* _PAGE EXCERPT_:

• • • • •

The circular from the Ministry of Health is part of a pattern of two-faced communications from the government of Uganda regarding what the law actually states and how it will be implemented. On June 7, during his State of the Nation address, President Yoweri Museveni reiterated the claims in the health circular: “Therefore, those who say that the homosexuals will be arrested if they go for medical care, etc., are wrong. The law now says that a homosexual will not be criminalized for merely being so if he/she keeps the being to oneself.” What does this really mean in practice? If no one in the world ever finds out you are LGBTQ, including your health provider, you might be able to safely access health care, as long as that health care does not address any specific needs related to your sexual orientation or gender identity.
Meanwhile, during its University Periodic Review (UPR) process at the U.N. Human Rights Council in June, when questioned about the Anti-Homosexuality Act and the human rights violations it prescribes, the Deputy Permanent Representative of Uganda to the U.N. Office in Geneva, Arthur Kafeero, claimed that the act was a response to “a widespread campaign to promote homosexuality amongst children in schools was discovered” and that “its methods and content too difficult and graphic to explain.” He added that the government had “simply expanded the coverage of the [current] law to protect children.”

• • • • •

* _INFORMATION SUPPLIED_:
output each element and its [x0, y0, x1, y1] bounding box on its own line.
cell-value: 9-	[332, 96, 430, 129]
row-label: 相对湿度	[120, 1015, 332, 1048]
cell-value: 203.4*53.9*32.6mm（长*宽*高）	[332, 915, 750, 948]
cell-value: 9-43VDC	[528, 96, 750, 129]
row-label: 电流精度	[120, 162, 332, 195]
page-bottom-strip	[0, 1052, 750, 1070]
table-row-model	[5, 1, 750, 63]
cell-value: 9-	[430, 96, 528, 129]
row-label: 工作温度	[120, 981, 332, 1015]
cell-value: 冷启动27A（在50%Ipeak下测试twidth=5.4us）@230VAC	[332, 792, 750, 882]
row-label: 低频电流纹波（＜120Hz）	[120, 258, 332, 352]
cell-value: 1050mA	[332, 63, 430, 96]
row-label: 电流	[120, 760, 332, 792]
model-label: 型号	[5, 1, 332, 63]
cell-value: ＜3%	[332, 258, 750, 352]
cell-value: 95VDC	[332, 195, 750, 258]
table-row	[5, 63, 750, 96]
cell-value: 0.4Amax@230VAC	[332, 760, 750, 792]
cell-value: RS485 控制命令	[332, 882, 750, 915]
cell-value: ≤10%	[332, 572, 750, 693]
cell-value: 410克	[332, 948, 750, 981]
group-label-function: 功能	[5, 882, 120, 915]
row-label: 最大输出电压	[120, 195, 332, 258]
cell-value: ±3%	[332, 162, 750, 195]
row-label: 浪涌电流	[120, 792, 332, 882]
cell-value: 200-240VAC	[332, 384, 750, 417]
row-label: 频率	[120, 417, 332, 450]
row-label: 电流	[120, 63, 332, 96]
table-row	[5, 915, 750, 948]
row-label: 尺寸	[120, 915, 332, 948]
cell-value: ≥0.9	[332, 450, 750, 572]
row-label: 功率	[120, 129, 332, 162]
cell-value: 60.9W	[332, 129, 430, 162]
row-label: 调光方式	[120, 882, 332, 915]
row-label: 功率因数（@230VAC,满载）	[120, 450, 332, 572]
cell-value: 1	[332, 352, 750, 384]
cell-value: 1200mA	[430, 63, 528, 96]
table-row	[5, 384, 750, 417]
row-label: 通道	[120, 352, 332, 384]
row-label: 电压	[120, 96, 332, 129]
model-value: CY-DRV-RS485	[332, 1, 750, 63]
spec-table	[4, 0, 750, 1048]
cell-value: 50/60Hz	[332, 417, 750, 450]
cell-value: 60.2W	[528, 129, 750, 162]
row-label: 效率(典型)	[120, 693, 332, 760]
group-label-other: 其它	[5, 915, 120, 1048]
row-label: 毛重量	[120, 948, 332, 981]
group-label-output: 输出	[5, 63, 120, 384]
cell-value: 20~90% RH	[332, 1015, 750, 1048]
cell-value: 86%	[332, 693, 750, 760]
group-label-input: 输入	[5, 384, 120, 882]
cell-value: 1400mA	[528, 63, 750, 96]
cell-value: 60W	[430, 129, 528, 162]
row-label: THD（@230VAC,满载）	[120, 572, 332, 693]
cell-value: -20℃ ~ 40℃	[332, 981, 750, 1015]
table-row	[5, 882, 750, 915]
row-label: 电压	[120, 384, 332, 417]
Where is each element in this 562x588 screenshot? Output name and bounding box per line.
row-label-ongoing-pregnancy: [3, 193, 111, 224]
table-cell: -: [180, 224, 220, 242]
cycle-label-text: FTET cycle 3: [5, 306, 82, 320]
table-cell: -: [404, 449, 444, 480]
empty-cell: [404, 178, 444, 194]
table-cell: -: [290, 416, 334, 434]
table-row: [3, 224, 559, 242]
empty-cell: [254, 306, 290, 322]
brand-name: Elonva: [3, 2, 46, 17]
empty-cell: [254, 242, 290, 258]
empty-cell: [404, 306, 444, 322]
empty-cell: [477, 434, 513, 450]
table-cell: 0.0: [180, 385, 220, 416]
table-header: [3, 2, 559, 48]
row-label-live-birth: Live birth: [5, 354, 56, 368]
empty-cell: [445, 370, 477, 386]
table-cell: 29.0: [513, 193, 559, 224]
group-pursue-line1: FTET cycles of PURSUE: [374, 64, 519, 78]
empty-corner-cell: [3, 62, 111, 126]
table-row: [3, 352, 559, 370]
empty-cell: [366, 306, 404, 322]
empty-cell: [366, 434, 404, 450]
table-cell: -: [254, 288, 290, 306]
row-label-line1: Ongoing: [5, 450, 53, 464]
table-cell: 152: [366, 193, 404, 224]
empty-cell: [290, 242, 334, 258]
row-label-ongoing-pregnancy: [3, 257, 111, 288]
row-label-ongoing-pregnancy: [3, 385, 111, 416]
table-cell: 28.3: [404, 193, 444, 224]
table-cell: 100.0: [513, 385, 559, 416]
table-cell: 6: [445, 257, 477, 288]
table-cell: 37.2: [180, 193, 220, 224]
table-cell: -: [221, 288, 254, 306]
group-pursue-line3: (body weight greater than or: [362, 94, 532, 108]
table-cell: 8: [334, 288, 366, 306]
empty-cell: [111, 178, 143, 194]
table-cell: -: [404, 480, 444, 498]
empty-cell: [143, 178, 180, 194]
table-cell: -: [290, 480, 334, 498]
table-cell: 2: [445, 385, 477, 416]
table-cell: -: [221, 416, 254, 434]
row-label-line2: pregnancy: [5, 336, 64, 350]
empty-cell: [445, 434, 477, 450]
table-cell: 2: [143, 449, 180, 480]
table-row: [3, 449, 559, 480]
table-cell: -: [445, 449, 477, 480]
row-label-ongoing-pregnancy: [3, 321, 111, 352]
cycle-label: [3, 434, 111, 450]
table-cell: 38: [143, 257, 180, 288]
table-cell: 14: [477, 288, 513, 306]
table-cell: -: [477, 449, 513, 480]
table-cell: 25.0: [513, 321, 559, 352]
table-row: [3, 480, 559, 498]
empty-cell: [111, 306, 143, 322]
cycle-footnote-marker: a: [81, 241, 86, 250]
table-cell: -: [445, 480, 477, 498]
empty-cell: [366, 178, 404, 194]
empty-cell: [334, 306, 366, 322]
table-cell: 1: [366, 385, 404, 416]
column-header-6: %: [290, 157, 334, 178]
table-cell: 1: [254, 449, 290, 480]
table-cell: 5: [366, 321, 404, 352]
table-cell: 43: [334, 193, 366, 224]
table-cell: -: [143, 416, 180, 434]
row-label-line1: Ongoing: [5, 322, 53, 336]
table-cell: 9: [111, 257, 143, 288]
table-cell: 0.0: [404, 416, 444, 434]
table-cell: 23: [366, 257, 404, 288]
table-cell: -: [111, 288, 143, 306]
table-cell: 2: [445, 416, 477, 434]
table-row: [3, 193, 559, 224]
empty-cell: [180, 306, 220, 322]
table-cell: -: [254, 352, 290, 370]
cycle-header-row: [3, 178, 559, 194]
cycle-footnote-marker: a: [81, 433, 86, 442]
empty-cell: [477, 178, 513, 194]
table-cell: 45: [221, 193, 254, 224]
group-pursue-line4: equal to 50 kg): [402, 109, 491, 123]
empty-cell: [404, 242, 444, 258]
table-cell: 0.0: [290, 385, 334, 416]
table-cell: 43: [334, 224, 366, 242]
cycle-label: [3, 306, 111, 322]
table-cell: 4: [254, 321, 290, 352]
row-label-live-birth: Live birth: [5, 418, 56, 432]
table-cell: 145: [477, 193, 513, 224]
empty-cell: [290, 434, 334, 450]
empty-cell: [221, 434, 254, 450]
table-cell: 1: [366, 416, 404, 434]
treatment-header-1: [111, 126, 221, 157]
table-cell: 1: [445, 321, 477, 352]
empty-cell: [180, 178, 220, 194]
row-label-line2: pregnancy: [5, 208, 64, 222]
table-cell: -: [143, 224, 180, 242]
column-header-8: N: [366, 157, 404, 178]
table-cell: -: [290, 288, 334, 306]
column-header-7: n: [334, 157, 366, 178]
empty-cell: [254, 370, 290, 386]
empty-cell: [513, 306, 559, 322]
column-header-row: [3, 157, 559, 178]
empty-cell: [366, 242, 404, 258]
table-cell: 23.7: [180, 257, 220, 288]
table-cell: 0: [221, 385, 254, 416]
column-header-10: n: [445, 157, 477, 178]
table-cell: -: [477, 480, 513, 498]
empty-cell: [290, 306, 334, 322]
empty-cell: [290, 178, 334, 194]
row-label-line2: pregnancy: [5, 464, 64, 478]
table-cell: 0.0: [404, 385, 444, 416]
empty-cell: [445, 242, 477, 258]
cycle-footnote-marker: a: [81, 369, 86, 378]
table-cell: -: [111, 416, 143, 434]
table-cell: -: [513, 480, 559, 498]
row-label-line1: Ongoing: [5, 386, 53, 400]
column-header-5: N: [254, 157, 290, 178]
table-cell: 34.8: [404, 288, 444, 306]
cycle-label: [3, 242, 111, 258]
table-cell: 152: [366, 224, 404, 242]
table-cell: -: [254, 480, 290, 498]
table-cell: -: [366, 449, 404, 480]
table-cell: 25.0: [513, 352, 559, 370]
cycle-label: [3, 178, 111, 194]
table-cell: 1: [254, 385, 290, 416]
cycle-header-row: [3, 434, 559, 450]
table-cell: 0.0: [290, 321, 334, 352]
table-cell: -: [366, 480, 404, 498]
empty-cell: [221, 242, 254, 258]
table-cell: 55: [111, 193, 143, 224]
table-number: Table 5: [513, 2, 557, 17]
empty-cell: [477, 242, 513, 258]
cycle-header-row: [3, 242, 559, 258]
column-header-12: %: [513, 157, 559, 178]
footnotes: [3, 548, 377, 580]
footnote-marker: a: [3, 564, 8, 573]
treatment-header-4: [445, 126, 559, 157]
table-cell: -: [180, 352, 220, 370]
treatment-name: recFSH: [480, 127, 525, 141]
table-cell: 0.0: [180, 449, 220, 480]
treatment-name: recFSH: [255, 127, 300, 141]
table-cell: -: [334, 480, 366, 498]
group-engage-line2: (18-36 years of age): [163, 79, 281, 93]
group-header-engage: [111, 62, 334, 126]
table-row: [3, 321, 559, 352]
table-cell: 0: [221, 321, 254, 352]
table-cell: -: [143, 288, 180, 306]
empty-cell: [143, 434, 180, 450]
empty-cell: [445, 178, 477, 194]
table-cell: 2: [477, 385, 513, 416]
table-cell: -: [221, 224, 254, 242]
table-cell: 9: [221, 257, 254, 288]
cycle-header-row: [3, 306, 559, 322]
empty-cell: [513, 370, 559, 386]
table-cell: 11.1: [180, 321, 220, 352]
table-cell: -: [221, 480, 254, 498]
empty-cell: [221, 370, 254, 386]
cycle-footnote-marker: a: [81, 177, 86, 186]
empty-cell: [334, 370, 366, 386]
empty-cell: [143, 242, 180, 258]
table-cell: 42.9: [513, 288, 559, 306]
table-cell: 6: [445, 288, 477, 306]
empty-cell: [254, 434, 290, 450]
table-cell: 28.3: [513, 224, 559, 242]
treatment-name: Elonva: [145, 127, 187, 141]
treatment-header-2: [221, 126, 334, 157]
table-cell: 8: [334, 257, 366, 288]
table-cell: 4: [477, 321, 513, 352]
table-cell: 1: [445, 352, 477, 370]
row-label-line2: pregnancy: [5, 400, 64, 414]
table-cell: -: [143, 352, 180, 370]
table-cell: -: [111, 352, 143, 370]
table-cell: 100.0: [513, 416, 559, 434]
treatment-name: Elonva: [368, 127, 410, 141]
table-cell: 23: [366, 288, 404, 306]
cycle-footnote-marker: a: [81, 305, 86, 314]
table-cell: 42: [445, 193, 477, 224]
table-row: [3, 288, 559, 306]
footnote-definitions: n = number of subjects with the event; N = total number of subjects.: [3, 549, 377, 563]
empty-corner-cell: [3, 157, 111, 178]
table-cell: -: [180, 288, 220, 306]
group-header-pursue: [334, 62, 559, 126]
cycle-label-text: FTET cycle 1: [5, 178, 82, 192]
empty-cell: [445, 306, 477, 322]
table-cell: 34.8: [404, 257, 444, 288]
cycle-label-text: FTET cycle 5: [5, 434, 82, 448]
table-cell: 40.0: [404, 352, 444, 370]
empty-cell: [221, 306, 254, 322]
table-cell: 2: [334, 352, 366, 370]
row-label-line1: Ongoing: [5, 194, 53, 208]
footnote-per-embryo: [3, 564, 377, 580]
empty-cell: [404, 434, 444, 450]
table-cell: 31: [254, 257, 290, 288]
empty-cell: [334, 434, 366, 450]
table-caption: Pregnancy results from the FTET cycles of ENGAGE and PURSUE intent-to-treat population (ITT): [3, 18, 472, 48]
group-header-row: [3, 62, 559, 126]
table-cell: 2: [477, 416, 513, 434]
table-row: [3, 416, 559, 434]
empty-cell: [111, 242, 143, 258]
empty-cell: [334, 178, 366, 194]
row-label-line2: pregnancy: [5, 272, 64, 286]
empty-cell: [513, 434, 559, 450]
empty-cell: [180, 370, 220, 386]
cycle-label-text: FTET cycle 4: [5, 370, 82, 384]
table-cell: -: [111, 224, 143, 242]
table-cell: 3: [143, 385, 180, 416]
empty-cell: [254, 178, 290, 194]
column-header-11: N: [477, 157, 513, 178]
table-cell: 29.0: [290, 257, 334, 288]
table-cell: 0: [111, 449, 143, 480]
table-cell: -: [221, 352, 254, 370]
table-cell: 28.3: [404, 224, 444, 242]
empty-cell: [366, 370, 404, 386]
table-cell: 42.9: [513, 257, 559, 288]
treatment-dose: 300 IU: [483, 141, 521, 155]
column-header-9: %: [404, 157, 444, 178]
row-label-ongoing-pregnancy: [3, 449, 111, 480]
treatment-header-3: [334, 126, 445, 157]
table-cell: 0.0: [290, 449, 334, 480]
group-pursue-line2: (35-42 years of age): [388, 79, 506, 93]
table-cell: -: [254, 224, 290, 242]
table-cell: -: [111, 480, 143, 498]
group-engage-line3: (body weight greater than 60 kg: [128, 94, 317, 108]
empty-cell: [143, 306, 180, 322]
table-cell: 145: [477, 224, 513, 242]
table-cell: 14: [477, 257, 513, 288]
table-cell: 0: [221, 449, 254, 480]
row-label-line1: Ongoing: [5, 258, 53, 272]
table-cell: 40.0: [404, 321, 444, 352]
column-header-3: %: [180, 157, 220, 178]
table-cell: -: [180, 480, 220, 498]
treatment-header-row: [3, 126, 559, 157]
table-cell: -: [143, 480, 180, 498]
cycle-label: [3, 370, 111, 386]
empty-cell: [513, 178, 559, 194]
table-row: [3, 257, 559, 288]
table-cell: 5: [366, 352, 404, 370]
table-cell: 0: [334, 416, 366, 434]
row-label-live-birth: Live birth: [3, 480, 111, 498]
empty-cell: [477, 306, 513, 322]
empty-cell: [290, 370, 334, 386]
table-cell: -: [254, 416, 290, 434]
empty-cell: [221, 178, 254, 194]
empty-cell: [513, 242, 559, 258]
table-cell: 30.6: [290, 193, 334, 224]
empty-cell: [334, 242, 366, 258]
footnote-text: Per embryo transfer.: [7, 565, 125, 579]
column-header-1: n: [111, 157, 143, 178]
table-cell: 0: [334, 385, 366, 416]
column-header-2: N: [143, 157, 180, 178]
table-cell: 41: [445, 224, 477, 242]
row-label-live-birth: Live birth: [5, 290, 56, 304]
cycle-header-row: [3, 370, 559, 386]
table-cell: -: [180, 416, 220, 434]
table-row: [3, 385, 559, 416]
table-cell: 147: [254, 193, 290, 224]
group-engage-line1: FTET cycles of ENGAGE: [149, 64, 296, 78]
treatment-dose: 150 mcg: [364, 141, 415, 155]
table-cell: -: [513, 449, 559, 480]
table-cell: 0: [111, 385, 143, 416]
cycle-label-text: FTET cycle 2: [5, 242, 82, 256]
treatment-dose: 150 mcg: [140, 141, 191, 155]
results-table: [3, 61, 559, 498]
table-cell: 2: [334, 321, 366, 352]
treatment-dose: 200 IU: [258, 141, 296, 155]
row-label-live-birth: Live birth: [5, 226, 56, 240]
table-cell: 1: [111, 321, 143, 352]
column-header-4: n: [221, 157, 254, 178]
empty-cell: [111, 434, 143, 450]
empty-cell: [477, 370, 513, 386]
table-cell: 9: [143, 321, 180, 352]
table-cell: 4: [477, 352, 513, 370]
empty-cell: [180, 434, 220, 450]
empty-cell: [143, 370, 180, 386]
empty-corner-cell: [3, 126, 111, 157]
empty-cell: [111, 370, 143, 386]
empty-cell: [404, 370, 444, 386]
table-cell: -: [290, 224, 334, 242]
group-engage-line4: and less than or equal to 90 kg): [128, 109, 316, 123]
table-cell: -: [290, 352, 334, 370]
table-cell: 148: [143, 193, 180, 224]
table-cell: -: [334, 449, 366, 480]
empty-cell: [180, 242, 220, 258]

• • • • •

* _REQUIREMENT_: Extend the passage on Uganda's Anti-Homosexuality Act by writing what comes after its final sentence.

* _REPLY TO THE TASK_:
These statements make clear that the government of Uganda is not an honest broker in its engagement with the international community around the Anti-Homosexuality Act. Ugandan parliament members’ intentions were clear and are reflected in the letter of the law. The Anti-Homosexuality Act is discriminatory on face value; worse, it seeks to erase the existence of queer Ugandans.
We’ve been through this before. In July 2014, five months after the enactment of the previous Anti-Homosexuality Act, Uganda’s Ministry of Foreign Affairs issued a similar statement intended to appease donors. While not specific to health, it asserted that the AHA was “misinterpreted” by development partners, that it only intended to prevent the “open promotion of homosexuality, especially among children and vulnerable groups”; that “no activities of individuals, groups, companies or organizations” would be affected by the AHA; and that the government was committed to the provision of services to all in Uganda, without discrimination.
I was part of a Human Rights Watch and Amnesty International team that investigated violence and discrimination in the wake of the Anti-Homosexuality Act. We found that LGBTIQ people were facing arbitrary arrests, police abuse and extortion, loss of employment, evictions, homelessness, forced displacement, violence and denial of health services. The organization Sexual Minorities Uganda, which has now been forcibly shuttered by the government, wrote, at that time, “the full force of the State, particularly the legislative and executive branches of government, is being used to hunt down, expose, demean and suppress Uganda’s LGBTI people.”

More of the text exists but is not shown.